Exercise prompt:
Copy out the lines that have "využití" in them.

— Start Recorded data —

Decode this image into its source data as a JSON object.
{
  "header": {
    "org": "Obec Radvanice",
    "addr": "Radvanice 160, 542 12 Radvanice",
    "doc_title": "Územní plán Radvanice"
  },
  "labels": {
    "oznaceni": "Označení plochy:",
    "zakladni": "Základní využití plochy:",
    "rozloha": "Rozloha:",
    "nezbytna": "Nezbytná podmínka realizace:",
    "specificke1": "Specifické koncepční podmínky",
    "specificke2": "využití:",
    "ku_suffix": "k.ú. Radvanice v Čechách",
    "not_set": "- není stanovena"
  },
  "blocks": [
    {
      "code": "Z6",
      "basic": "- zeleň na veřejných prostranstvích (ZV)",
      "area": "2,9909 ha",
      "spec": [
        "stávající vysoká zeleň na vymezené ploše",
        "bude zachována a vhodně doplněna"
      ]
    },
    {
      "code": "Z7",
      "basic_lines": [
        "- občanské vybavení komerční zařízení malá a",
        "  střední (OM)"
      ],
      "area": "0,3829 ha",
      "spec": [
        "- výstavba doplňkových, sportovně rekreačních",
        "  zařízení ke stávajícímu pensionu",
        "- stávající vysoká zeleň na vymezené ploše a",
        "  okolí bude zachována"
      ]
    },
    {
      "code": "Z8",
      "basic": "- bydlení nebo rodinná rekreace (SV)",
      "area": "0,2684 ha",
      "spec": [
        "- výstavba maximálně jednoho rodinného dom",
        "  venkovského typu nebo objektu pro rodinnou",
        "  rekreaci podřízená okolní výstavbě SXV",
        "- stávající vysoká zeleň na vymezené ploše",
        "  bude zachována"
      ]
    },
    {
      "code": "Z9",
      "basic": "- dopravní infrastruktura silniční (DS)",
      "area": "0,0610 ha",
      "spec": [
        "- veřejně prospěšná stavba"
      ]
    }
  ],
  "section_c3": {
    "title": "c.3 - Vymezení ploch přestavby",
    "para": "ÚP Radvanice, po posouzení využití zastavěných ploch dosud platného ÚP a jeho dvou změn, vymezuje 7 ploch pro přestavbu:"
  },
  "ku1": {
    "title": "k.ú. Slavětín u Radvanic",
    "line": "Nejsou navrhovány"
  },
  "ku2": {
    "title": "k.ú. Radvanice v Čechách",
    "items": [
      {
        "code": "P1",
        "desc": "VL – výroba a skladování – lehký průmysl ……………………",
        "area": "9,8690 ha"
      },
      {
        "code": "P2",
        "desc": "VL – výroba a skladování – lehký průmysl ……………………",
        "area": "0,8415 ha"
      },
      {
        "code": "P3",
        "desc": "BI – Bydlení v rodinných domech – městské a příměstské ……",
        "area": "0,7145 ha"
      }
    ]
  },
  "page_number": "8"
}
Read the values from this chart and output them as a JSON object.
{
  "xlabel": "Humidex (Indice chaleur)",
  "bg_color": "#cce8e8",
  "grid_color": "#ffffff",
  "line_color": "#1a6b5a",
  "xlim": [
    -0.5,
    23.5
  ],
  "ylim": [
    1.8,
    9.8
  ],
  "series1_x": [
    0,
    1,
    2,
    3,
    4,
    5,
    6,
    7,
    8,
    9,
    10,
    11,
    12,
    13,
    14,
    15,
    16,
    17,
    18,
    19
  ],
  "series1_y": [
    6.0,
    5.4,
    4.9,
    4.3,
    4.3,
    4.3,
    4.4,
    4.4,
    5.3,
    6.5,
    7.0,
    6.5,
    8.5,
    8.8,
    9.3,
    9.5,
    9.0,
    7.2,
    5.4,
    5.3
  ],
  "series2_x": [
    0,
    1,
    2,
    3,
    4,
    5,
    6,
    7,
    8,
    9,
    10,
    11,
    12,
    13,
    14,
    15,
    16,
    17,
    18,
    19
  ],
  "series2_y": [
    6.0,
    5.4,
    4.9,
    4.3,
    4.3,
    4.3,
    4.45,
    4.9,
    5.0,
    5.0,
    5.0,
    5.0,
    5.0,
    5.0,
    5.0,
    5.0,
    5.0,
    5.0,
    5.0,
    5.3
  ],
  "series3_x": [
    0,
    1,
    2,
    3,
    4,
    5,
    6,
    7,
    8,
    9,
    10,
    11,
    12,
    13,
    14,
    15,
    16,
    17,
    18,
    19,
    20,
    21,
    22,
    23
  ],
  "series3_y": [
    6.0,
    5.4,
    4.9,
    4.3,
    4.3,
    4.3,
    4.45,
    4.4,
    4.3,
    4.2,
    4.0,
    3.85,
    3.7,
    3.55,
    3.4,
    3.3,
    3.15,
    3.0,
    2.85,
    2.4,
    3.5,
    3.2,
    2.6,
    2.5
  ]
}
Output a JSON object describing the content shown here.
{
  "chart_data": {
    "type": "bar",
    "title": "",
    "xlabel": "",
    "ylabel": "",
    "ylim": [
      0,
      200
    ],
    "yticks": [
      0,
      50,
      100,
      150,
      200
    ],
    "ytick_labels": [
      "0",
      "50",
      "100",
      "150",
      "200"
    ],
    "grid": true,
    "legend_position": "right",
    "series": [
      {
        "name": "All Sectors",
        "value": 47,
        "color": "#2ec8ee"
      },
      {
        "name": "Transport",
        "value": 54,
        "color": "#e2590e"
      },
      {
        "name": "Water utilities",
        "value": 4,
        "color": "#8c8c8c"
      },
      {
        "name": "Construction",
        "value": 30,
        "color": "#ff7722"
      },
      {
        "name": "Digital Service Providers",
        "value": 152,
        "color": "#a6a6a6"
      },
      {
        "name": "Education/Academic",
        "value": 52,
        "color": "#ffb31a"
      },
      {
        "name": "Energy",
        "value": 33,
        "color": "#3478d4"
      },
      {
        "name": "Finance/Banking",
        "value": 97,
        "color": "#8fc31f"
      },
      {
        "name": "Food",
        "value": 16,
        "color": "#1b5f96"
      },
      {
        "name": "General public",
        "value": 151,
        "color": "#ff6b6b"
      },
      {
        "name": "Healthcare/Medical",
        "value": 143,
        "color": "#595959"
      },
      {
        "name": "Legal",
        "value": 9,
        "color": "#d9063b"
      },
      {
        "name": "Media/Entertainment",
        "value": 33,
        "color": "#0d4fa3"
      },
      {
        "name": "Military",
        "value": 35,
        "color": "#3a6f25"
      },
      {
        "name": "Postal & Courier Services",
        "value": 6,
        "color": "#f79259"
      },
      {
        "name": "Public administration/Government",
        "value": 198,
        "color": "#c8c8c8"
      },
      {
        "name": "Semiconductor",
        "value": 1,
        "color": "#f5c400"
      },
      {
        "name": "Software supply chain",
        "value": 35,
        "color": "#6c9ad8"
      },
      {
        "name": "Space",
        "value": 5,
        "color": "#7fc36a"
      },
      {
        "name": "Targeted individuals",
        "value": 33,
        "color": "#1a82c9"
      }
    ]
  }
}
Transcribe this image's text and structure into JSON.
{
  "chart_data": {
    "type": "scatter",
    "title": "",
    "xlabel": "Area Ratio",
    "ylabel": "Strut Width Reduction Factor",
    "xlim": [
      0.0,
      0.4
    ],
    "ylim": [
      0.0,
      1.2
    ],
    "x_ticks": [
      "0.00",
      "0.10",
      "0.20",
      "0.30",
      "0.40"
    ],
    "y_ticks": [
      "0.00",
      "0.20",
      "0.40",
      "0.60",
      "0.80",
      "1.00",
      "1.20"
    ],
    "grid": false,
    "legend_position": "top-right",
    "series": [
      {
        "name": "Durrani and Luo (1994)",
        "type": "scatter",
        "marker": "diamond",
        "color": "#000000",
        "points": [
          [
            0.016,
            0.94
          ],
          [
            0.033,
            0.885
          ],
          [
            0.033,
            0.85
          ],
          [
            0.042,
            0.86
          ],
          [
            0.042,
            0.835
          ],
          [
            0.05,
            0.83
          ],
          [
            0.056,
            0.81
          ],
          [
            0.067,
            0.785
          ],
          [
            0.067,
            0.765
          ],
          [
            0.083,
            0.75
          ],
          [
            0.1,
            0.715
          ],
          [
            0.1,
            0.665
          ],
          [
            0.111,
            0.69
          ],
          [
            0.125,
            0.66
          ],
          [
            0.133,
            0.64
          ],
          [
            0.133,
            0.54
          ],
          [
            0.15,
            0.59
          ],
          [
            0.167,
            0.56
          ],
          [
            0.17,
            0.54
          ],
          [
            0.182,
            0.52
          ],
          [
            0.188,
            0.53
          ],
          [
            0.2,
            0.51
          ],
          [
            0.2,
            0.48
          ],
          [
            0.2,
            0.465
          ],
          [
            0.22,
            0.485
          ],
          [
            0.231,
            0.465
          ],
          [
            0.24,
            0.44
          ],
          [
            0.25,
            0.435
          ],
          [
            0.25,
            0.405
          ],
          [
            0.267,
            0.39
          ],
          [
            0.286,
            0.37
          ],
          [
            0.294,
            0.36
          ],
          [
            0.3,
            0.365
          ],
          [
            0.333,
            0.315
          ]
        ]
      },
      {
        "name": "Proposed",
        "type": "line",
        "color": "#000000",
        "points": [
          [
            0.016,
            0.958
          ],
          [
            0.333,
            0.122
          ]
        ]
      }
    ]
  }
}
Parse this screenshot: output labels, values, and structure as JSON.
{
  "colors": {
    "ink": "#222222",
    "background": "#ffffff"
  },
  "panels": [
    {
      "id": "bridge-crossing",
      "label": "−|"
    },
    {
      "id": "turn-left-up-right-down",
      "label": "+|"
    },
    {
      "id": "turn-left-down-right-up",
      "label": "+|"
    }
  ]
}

— End Recorded data —

Response:
    "zakladni": "Základní využití plochy:",
    "specificke2": "využití:",
    "para": "ÚP Radvanice, po posouzení využití zastavěných ploch dosud platného ÚP a jeho dvou změn, vymezuje 7 ploch pro přestavbu:"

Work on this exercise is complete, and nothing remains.